[Saved entries]
---+---

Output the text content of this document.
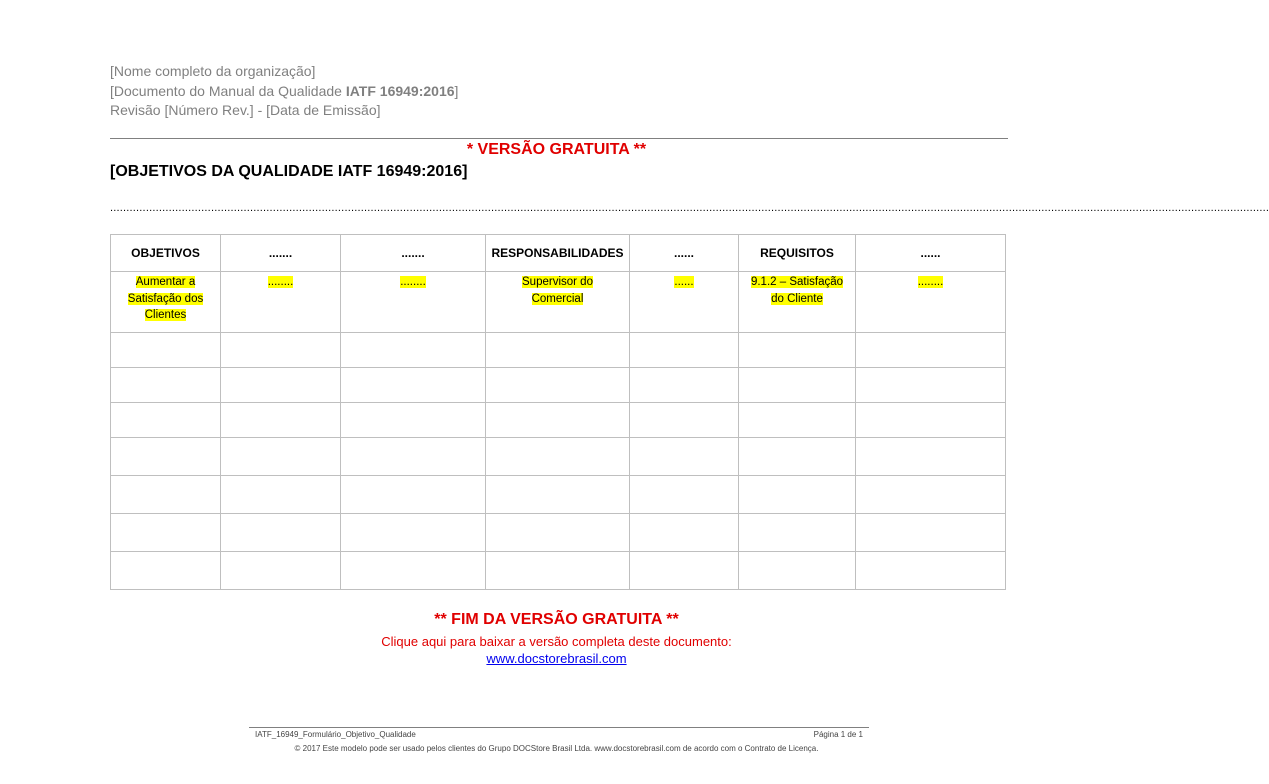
[Nome completo da organização]
[Documento do Manual da Qualidade IATF 16949:2016]
Revisão [Número Rev.] - [Data de Emissão]
* VERSÃO GRATUITA **
[OBJETIVOS DA QUALIDADE IATF 16949:2016]
....................................................................................................................................................................................................................................................................................................................................................................
OBJETIVOS	.......	.......	RESPONSABILIDADES	......	REQUISITOS	......
Aumentar a Satisfação dos Clientes	........	........	Supervisor do Comercial	......	9.1.2 – Satisfação do Cliente	........

** FIM DA VERSÃO GRATUITA **
Clique aqui para baixar a versão completa deste documento:
www.docstorebrasil.com
IATF_16949_Formulário_Objetivo_Qualidade	Página 1 de 1
© 2017 Este modelo pode ser usado pelos clientes do Grupo DOCStore Brasil Ltda. www.docstorebrasil.com de acordo com o Contrato de Licença.
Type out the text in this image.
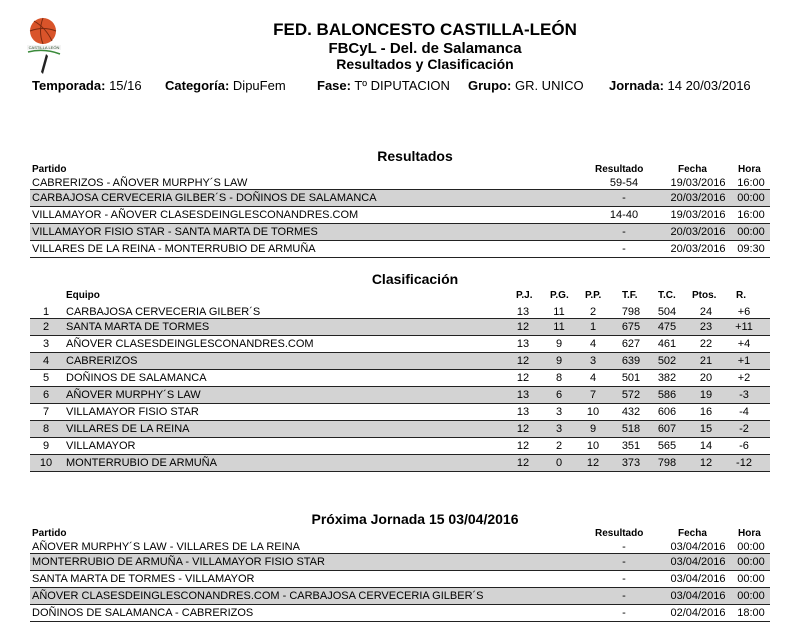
CASTILLA LEÓN
FED. BALONCESTO CASTILLA-LEÓN
FBCyL - Del. de Salamanca
Resultados y Clasificación
Temporada: 15/16 Categoría: DipuFem Fase: Tº DIPUTACION Grupo: GR. UNICO Jornada: 14 20/03/2016
Resultados
Partido	Resultado	Fecha	Hora
CABRERIZOS - AÑOVER MURPHY´S LAW	59-54	19/03/2016	16:00
CARBAJOSA CERVECERIA GILBER´S - DOÑINOS DE SALAMANCA	-	20/03/2016	00:00
VILLAMAYOR - AÑOVER CLASESDEINGLESCONANDRES.COM	14-40	19/03/2016	16:00
VILLAMAYOR FISIO STAR - SANTA MARTA DE TORMES	-	20/03/2016	00:00
VILLARES DE LA REINA - MONTERRUBIO DE ARMUÑA	-	20/03/2016	09:30
Clasificación
Equipo	P.J. P.G. P.P. T.F. T.C. Ptos. R.
1	CARBAJOSA CERVECERIA GILBER´S	13	11	2	798	504	24	+6
2	SANTA MARTA DE TORMES	12	11	1	675	475	23	+11
3	AÑOVER CLASESDEINGLESCONANDRES.COM	13	9	4	627	461	22	+4
4	CABRERIZOS	12	9	3	639	502	21	+1
5	DOÑINOS DE SALAMANCA	12	8	4	501	382	20	+2
6	AÑOVER MURPHY´S LAW	13	6	7	572	586	19	-3
7	VILLAMAYOR FISIO STAR	13	3	10	432	606	16	-4
8	VILLARES DE LA REINA	12	3	9	518	607	15	-2
9	VILLAMAYOR	12	2	10	351	565	14	-6
10	MONTERRUBIO DE ARMUÑA	12	0	12	373	798	12	-12
Próxima Jornada 15 03/04/2016
Partido	Resultado	Fecha	Hora
AÑOVER MURPHY´S LAW - VILLARES DE LA REINA	-	03/04/2016	00:00
MONTERRUBIO DE ARMUÑA - VILLAMAYOR FISIO STAR	-	03/04/2016	00:00
SANTA MARTA DE TORMES - VILLAMAYOR	-	03/04/2016	00:00
AÑOVER CLASESDEINGLESCONANDRES.COM - CARBAJOSA CERVECERIA GILBER´S	-	03/04/2016	00:00
DOÑINOS DE SALAMANCA - CABRERIZOS	-	02/04/2016	18:00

---+---

◆ **What you will do**
Do not include the images; transcribe the rest of the listing exactly.

◆ **Response**
Output the text content of this document.
[Nome completo da organização]
[Documento do Manual da Qualidade IATF 16949:2016]
Revisão [Número Rev.] - [Data de Emissão]
* VERSÃO GRATUITA **
[OBJETIVOS DA QUALIDADE IATF 16949:2016]
....................................................................................................................................................................................................................................................................................................................................................................
OBJETIVOS	.......	.......	RESPONSABILIDADES	......	REQUISITOS	......
Aumentar a Satisfação dos Clientes	........	........	Supervisor do Comercial	......	9.1.2 – Satisfação do Cliente	........

** FIM DA VERSÃO GRATUITA **
Clique aqui para baixar a versão completa deste documento:
www.docstorebrasil.com
IATF_16949_Formulário_Objetivo_Qualidade	Página 1 de 1
© 2017 Este modelo pode ser usado pelos clientes do Grupo DOCStore Brasil Ltda. www.docstorebrasil.com de acordo com o Contrato de Licença.
Type out the text in this image.
CASTILLA LEÓN
FED. BALONCESTO CASTILLA-LEÓN
FBCyL - Del. de Salamanca
Resultados y Clasificación
Temporada: 15/16 Categoría: DipuFem Fase: Tº DIPUTACION Grupo: GR. UNICO Jornada: 14 20/03/2016
Resultados
Partido	Resultado	Fecha	Hora
CABRERIZOS - AÑOVER MURPHY´S LAW	59-54	19/03/2016	16:00
CARBAJOSA CERVECERIA GILBER´S - DOÑINOS DE SALAMANCA	-	20/03/2016	00:00
VILLAMAYOR - AÑOVER CLASESDEINGLESCONANDRES.COM	14-40	19/03/2016	16:00
VILLAMAYOR FISIO STAR - SANTA MARTA DE TORMES	-	20/03/2016	00:00
VILLARES DE LA REINA - MONTERRUBIO DE ARMUÑA	-	20/03/2016	09:30
Clasificación
Equipo	P.J. P.G. P.P. T.F. T.C. Ptos. R.
1	CARBAJOSA CERVECERIA GILBER´S	13	11	2	798	504	24	+6
2	SANTA MARTA DE TORMES	12	11	1	675	475	23	+11
3	AÑOVER CLASESDEINGLESCONANDRES.COM	13	9	4	627	461	22	+4
4	CABRERIZOS	12	9	3	639	502	21	+1
5	DOÑINOS DE SALAMANCA	12	8	4	501	382	20	+2
6	AÑOVER MURPHY´S LAW	13	6	7	572	586	19	-3
7	VILLAMAYOR FISIO STAR	13	3	10	432	606	16	-4
8	VILLARES DE LA REINA	12	3	9	518	607	15	-2
9	VILLAMAYOR	12	2	10	351	565	14	-6
10	MONTERRUBIO DE ARMUÑA	12	0	12	373	798	12	-12
Próxima Jornada 15 03/04/2016
Partido	Resultado	Fecha	Hora
AÑOVER MURPHY´S LAW - VILLARES DE LA REINA	-	03/04/2016	00:00
MONTERRUBIO DE ARMUÑA - VILLAMAYOR FISIO STAR	-	03/04/2016	00:00
SANTA MARTA DE TORMES - VILLAMAYOR	-	03/04/2016	00:00
AÑOVER CLASESDEINGLESCONANDRES.COM - CARBAJOSA CERVECERIA GILBER´S	-	03/04/2016	00:00
DOÑINOS DE SALAMANCA - CABRERIZOS	-	02/04/2016	18:00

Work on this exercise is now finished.